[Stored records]
%%

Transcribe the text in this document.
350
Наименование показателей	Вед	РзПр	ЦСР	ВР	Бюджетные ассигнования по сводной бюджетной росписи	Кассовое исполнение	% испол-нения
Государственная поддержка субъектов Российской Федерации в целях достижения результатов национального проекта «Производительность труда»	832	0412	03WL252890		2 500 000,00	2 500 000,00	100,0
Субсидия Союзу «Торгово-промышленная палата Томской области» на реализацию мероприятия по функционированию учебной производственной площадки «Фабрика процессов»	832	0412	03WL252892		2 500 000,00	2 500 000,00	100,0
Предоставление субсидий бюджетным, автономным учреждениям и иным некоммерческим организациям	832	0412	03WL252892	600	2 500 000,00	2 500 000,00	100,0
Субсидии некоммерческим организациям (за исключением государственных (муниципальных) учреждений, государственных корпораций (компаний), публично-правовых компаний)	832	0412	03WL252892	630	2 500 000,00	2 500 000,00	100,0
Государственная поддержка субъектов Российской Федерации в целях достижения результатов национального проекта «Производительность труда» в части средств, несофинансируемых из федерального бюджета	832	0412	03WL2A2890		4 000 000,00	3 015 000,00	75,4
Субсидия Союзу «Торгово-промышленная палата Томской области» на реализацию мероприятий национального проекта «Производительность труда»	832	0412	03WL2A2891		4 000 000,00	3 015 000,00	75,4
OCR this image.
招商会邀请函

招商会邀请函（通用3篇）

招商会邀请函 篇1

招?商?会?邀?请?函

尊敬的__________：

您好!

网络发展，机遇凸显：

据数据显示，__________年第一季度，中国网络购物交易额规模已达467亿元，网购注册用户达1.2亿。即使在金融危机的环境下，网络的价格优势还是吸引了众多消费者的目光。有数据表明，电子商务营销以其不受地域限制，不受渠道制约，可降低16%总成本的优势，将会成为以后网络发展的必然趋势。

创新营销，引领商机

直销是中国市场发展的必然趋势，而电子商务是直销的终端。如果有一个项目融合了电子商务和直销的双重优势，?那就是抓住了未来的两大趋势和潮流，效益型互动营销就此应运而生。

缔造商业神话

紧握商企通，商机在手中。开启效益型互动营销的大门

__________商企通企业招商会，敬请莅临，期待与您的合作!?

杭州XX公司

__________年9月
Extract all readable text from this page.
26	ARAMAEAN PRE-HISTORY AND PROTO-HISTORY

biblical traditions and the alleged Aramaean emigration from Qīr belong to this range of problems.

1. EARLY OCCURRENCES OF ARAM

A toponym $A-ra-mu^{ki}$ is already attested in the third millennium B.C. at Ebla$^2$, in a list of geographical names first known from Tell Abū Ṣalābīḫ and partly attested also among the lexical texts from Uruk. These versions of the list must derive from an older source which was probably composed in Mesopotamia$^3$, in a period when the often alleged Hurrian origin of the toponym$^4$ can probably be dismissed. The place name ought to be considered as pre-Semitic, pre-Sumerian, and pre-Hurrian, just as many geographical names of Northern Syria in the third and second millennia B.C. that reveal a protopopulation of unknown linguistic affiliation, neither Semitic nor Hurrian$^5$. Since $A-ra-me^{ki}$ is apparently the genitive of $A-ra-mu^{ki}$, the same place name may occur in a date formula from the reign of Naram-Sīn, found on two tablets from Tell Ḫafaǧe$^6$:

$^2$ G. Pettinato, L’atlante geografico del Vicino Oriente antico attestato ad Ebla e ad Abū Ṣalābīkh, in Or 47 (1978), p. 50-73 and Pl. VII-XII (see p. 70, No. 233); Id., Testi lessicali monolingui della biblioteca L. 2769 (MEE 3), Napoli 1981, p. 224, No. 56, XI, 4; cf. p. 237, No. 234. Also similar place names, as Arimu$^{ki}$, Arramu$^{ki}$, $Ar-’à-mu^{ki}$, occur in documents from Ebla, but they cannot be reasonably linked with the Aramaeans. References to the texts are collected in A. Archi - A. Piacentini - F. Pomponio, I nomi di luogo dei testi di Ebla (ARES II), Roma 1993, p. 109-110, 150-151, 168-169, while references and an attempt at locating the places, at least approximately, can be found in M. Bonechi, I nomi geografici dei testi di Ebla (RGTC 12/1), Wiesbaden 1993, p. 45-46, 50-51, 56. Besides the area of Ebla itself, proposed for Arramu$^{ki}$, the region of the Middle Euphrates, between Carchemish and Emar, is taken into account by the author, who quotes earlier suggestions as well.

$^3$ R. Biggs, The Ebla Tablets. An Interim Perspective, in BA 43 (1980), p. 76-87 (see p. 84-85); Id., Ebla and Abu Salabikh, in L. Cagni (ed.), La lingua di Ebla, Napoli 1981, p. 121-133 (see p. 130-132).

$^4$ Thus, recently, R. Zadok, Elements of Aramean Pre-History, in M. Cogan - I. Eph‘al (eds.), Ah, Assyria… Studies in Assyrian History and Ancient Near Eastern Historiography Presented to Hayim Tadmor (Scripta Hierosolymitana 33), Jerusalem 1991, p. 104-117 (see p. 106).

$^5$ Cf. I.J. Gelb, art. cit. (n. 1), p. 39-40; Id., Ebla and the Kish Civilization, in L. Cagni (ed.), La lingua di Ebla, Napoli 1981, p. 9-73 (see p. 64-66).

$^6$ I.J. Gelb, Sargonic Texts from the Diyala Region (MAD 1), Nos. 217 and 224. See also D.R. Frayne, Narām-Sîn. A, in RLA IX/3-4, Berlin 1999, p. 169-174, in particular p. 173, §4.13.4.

%%

From the records above, extract every entry exactly as given.

Transcribe the text in this document.
350
Наименование показателей	Вед	РзПр	ЦСР	ВР	Бюджетные ассигнования по сводной бюджетной росписи	Кассовое исполнение	% испол-нения
Государственная поддержка субъектов Российской Федерации в целях достижения результатов национального проекта «Производительность труда»	832	0412	03WL252890		2 500 000,00	2 500 000,00	100,0
Субсидия Союзу «Торгово-промышленная палата Томской области» на реализацию мероприятия по функционированию учебной производственной площадки «Фабрика процессов»	832	0412	03WL252892		2 500 000,00	2 500 000,00	100,0
Предоставление субсидий бюджетным, автономным учреждениям и иным некоммерческим организациям	832	0412	03WL252892	600	2 500 000,00	2 500 000,00	100,0
Субсидии некоммерческим организациям (за исключением государственных (муниципальных) учреждений, государственных корпораций (компаний), публично-правовых компаний)	832	0412	03WL252892	630	2 500 000,00	2 500 000,00	100,0
Государственная поддержка субъектов Российской Федерации в целях достижения результатов национального проекта «Производительность труда» в части средств, несофинансируемых из федерального бюджета	832	0412	03WL2A2890		4 000 000,00	3 015 000,00	75,4
Субсидия Союзу «Торгово-промышленная палата Томской области» на реализацию мероприятий национального проекта «Производительность труда»	832	0412	03WL2A2891		4 000 000,00	3 015 000,00	75,4
OCR this image.
招商会邀请函

招商会邀请函（通用3篇）

招商会邀请函 篇1

招?商?会?邀?请?函

尊敬的__________：

您好!

网络发展，机遇凸显：

据数据显示，__________年第一季度，中国网络购物交易额规模已达467亿元，网购注册用户达1.2亿。即使在金融危机的环境下，网络的价格优势还是吸引了众多消费者的目光。有数据表明，电子商务营销以其不受地域限制，不受渠道制约，可降低16%总成本的优势，将会成为以后网络发展的必然趋势。

创新营销，引领商机

直销是中国市场发展的必然趋势，而电子商务是直销的终端。如果有一个项目融合了电子商务和直销的双重优势，?那就是抓住了未来的两大趋势和潮流，效益型互动营销就此应运而生。

缔造商业神话

紧握商企通，商机在手中。开启效益型互动营销的大门

__________商企通企业招商会，敬请莅临，期待与您的合作!?

杭州XX公司

__________年9月
Extract all readable text from this page.
26	ARAMAEAN PRE-HISTORY AND PROTO-HISTORY

biblical traditions and the alleged Aramaean emigration from Qīr belong to this range of problems.

1. EARLY OCCURRENCES OF ARAM

A toponym $A-ra-mu^{ki}$ is already attested in the third millennium B.C. at Ebla$^2$, in a list of geographical names first known from Tell Abū Ṣalābīḫ and partly attested also among the lexical texts from Uruk. These versions of the list must derive from an older source which was probably composed in Mesopotamia$^3$, in a period when the often alleged Hurrian origin of the toponym$^4$ can probably be dismissed. The place name ought to be considered as pre-Semitic, pre-Sumerian, and pre-Hurrian, just as many geographical names of Northern Syria in the third and second millennia B.C. that reveal a protopopulation of unknown linguistic affiliation, neither Semitic nor Hurrian$^5$. Since $A-ra-me^{ki}$ is apparently the genitive of $A-ra-mu^{ki}$, the same place name may occur in a date formula from the reign of Naram-Sīn, found on two tablets from Tell Ḫafaǧe$^6$:

$^2$ G. Pettinato, L’atlante geografico del Vicino Oriente antico attestato ad Ebla e ad Abū Ṣalābīkh, in Or 47 (1978), p. 50-73 and Pl. VII-XII (see p. 70, No. 233); Id., Testi lessicali monolingui della biblioteca L. 2769 (MEE 3), Napoli 1981, p. 224, No. 56, XI, 4; cf. p. 237, No. 234. Also similar place names, as Arimu$^{ki}$, Arramu$^{ki}$, $Ar-’à-mu^{ki}$, occur in documents from Ebla, but they cannot be reasonably linked with the Aramaeans. References to the texts are collected in A. Archi - A. Piacentini - F. Pomponio, I nomi di luogo dei testi di Ebla (ARES II), Roma 1993, p. 109-110, 150-151, 168-169, while references and an attempt at locating the places, at least approximately, can be found in M. Bonechi, I nomi geografici dei testi di Ebla (RGTC 12/1), Wiesbaden 1993, p. 45-46, 50-51, 56. Besides the area of Ebla itself, proposed for Arramu$^{ki}$, the region of the Middle Euphrates, between Carchemish and Emar, is taken into account by the author, who quotes earlier suggestions as well.

$^3$ R. Biggs, The Ebla Tablets. An Interim Perspective, in BA 43 (1980), p. 76-87 (see p. 84-85); Id., Ebla and Abu Salabikh, in L. Cagni (ed.), La lingua di Ebla, Napoli 1981, p. 121-133 (see p. 130-132).

$^4$ Thus, recently, R. Zadok, Elements of Aramean Pre-History, in M. Cogan - I. Eph‘al (eds.), Ah, Assyria… Studies in Assyrian History and Ancient Near Eastern Historiography Presented to Hayim Tadmor (Scripta Hierosolymitana 33), Jerusalem 1991, p. 104-117 (see p. 106).

$^5$ Cf. I.J. Gelb, art. cit. (n. 1), p. 39-40; Id., Ebla and the Kish Civilization, in L. Cagni (ed.), La lingua di Ebla, Napoli 1981, p. 9-73 (see p. 64-66).

$^6$ I.J. Gelb, Sargonic Texts from the Diyala Region (MAD 1), Nos. 217 and 224. See also D.R. Frayne, Narām-Sîn. A, in RLA IX/3-4, Berlin 1999, p. 169-174, in particular p. 173, §4.13.4.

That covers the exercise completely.